• TEXTO SELECIONADO:
Por Amanda Azulay

A relação entre a Psicanálise e a Arte é inaugurada pelo próprio Sigmund Freud. A fim de construir uma ciência da psique, no século XX, desde o começo da sua investigação pelo inconsciente, ele buscou em obras de artes o suporte para criar suas teorias e concepções sobre o sujeito da psicanálise. Ele chegou, inclusive, a afirmar que o artista “saberia por intuição e antecipadamente o que os pobres cientistas trabalham e pesquisam humildemente, anos a fio, para compreender. ” (Maria Rita Kehl, 2016, p.88). Não à toa, outros teóricos importantes da psicanálise, como Lacan e Winnicott, continuaram atribuindo a arte uma fonte para a construção e continuação da obra freudiana.

Eu, como Psicóloga e estudante do pensamento psicanalítico, confesso que grande parte do meu aporte interpretativo e metafórico vêm sendo construído a partir da leitura de romances, contos, novelas, e claro, da POESIA.

• TRECHO DOS DADOS:
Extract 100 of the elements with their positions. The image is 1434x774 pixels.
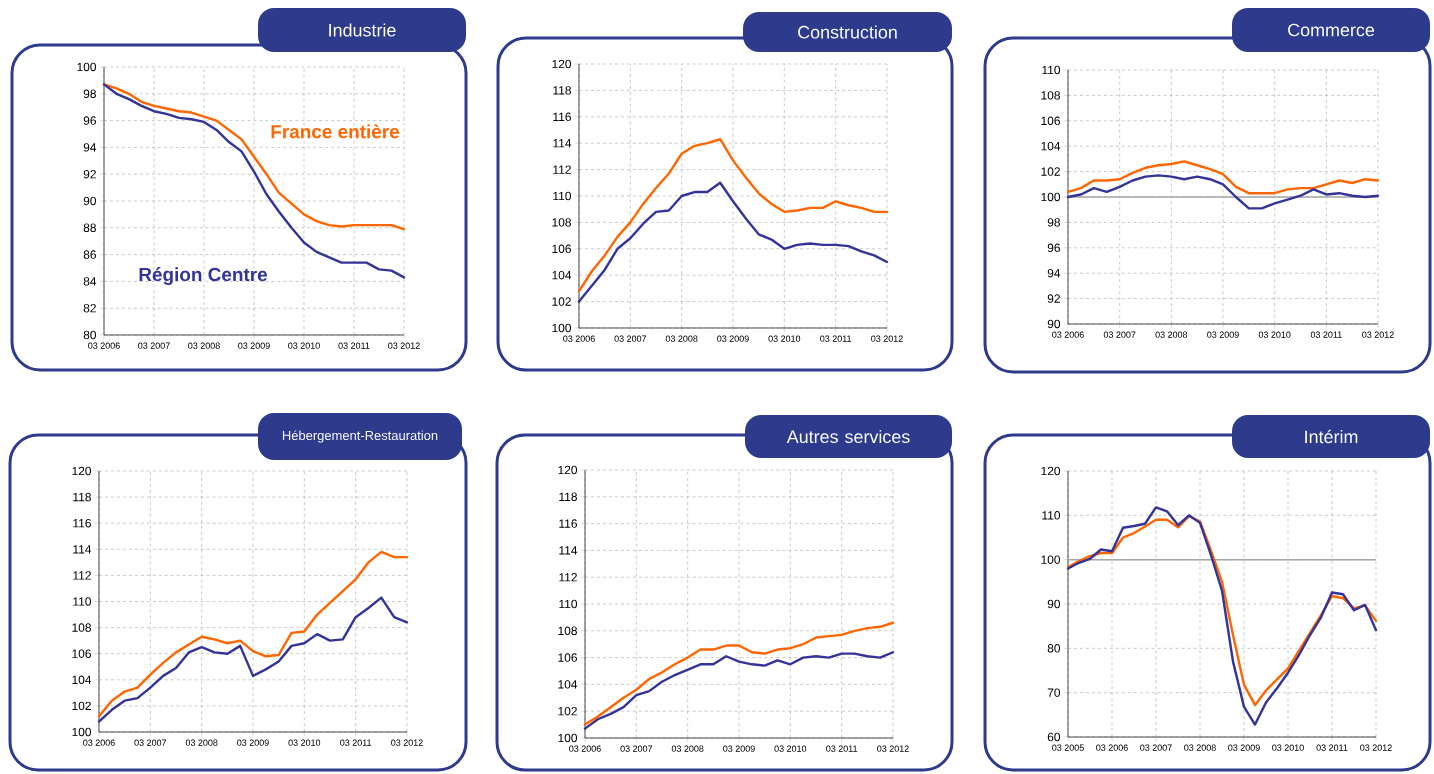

• EXERCÍCIO PROPOSTO A:
No texto sobre psicanálise e arte, quais outros teóricos importantes da psicanálise são citados por continuarem atribuindo à arte um papel na construção da obra freudiana?
• EXERCÍCIO PROPOSTO B:
Prossiga com o texto sobre psicanálise e arte a partir da última frase apresentada.

• RESULTADO DO EXERCÍCIO A:
Lacan e Winnicott.

• RESULTADO DO EXERCÍCIO B:
Para iniciar a nova Coluna do Recanto do Poeta, que trará textos articulando a Psicologia e a Psicanálise com a Literatura e a Poesia, o poema de Ana Cristina Cesar, que recebe o título “idispiando” (neologismo para o ato de espiar), será aqui explorado para comentarmos um assunto de grande relevância na Psicanálise. Eis o poema:

“Idispiando” – Ana Cristina César (antigos e soltos – 2013, p.334)

o casal dança coladinho às vezes me pisa o pé
falo coisinhas eles nem ouvem me deito no chão
me estão pisando a bunda abertamente
fico ouvindo marchinhas para lembrar o primeiro amor
aquele big romance! da adolescência
dá nela, dá nela
tento esquecer mas eles pisam pisam pisam
no céu não tem porra de lua não tem porra de nada caceta que
[merda

será que depois de tanta piscadela ainda posso tragar
Drummond “no chão me deito à maneira dos desesperados”
falar belo assim?
tô vivendo com você num martírio sem igual
minha cabeça tá fedendo, tá saindo matéria chichilenta desse
[crâneo!

nunca mais tive um big romance!!
tão se beijando não vendo ó eu aqui caralho!
não é qualquer mulher que consegue conquistar meu coração
será que depois de tanta sacanagem eu ainda persisto no
[trilema edipiano?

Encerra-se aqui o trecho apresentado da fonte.